# Requirements
Output solely the number of lines containing the string "Juan".

── Data supplied

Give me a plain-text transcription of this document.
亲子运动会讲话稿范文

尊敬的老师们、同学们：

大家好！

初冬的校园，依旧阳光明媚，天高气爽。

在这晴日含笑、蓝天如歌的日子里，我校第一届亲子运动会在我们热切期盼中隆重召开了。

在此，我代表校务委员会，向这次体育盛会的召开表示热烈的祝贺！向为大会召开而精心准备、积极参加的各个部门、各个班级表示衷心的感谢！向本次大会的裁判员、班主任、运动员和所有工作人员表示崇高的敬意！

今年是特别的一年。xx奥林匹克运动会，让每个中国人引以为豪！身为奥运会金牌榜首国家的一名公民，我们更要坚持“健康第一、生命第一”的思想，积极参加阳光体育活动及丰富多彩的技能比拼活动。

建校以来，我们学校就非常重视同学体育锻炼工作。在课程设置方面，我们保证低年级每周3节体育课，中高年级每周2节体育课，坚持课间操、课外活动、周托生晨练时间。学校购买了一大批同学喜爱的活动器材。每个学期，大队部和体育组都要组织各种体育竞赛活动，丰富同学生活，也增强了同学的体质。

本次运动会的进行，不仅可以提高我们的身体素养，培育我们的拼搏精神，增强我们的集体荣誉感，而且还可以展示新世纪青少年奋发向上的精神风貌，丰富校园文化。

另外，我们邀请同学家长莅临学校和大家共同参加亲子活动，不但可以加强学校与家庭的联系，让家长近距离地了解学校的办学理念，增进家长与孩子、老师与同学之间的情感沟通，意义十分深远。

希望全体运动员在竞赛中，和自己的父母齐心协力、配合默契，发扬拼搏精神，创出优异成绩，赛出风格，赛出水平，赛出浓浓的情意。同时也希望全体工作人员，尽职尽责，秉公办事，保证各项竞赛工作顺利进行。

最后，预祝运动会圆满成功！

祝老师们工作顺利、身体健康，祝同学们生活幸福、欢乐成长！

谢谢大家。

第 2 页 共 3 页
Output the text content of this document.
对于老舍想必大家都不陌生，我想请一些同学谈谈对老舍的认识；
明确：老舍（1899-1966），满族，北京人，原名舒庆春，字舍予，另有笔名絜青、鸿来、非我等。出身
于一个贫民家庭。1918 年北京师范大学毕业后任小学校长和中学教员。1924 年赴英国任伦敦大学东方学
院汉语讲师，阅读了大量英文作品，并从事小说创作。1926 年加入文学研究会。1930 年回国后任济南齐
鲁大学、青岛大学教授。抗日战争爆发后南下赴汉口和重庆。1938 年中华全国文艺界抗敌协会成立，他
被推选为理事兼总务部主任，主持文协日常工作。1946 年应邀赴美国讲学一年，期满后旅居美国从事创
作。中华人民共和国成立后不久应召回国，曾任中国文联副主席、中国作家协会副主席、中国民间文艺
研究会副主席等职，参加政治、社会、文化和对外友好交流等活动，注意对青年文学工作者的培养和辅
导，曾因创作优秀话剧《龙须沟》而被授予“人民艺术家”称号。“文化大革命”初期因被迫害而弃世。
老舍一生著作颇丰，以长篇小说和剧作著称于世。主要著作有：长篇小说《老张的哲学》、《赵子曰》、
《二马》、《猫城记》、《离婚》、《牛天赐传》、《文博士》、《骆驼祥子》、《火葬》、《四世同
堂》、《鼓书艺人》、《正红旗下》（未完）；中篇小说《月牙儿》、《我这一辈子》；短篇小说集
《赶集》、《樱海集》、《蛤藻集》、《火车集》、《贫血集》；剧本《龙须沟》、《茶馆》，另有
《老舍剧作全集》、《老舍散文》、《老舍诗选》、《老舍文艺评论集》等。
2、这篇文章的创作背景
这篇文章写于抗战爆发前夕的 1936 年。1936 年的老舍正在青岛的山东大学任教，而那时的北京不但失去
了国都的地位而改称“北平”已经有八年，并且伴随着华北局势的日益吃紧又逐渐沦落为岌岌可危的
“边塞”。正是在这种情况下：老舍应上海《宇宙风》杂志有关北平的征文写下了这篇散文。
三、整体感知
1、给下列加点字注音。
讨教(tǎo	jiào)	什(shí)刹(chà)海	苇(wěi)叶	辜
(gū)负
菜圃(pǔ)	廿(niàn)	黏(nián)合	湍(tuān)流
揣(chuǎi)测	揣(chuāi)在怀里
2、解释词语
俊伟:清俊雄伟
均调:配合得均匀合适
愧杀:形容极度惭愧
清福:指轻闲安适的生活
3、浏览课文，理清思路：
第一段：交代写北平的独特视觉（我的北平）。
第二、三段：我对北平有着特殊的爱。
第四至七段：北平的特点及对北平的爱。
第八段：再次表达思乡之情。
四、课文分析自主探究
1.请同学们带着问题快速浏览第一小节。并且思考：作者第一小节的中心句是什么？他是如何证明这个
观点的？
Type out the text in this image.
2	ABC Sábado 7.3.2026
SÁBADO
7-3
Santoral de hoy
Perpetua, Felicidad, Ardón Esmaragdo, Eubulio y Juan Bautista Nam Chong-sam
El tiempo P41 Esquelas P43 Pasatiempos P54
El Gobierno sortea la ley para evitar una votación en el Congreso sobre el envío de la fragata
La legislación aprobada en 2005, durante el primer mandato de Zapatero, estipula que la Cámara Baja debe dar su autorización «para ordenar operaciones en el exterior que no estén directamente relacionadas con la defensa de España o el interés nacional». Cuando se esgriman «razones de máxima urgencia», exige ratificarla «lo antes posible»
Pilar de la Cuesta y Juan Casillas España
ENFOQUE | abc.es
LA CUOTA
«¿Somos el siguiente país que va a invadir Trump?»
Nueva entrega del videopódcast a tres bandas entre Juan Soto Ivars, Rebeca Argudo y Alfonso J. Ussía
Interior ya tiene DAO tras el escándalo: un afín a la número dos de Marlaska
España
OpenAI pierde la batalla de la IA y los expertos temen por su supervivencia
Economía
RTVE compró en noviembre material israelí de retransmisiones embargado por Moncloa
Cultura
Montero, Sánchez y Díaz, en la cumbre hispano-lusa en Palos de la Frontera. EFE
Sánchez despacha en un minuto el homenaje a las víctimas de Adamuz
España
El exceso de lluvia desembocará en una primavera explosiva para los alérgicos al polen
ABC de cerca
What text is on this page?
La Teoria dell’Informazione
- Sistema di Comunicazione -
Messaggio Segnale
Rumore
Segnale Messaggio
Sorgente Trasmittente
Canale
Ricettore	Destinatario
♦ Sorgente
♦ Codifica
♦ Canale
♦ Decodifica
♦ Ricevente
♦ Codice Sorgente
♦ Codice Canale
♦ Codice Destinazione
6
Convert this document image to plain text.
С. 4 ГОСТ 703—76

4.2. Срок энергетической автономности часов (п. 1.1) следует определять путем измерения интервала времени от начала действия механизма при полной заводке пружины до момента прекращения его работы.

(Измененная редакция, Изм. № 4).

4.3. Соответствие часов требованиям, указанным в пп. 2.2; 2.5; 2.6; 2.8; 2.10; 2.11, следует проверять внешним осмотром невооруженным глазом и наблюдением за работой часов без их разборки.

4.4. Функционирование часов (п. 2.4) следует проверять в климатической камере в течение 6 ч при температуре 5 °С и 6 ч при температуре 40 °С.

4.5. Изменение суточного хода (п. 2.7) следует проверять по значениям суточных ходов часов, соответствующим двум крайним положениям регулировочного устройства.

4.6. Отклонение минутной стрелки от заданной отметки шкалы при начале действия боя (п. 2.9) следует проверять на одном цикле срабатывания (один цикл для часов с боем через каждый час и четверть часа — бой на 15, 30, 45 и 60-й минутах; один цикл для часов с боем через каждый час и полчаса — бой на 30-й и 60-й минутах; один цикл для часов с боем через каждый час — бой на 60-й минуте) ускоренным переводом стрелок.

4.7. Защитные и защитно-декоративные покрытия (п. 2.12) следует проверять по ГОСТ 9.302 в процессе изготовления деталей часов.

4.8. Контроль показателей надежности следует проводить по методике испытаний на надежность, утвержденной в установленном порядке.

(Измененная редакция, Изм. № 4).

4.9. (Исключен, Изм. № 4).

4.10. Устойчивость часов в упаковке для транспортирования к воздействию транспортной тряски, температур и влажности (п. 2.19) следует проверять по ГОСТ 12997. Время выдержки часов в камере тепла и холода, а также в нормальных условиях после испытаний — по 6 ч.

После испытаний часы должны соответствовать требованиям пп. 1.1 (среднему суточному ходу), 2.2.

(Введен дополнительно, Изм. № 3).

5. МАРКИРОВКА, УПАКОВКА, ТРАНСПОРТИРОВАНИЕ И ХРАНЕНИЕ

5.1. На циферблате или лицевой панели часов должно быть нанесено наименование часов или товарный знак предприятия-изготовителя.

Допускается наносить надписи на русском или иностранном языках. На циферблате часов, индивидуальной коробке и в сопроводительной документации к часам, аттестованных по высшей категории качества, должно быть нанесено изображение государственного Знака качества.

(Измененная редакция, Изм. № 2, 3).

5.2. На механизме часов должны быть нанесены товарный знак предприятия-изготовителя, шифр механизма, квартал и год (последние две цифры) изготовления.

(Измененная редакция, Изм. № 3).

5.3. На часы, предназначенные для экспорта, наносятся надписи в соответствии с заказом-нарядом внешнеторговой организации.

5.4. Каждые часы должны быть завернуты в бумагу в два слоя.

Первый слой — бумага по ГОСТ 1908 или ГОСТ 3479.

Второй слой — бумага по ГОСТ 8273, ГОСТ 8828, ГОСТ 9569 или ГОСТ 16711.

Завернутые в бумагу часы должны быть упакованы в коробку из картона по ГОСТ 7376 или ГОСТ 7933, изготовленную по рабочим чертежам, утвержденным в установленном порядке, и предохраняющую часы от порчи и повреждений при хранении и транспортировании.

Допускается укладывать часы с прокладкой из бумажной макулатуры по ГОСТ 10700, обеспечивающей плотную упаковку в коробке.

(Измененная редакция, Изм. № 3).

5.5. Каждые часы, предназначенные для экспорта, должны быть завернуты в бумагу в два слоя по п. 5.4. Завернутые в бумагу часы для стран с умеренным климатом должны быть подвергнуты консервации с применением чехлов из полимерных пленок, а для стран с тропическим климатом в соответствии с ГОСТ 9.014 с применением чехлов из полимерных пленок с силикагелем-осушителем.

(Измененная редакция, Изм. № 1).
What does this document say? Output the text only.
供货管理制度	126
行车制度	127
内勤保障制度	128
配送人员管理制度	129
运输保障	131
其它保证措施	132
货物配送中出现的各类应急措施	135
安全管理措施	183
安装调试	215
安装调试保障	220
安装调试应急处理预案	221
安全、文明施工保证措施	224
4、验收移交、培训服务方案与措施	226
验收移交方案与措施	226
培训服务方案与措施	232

────

# Exercise output
3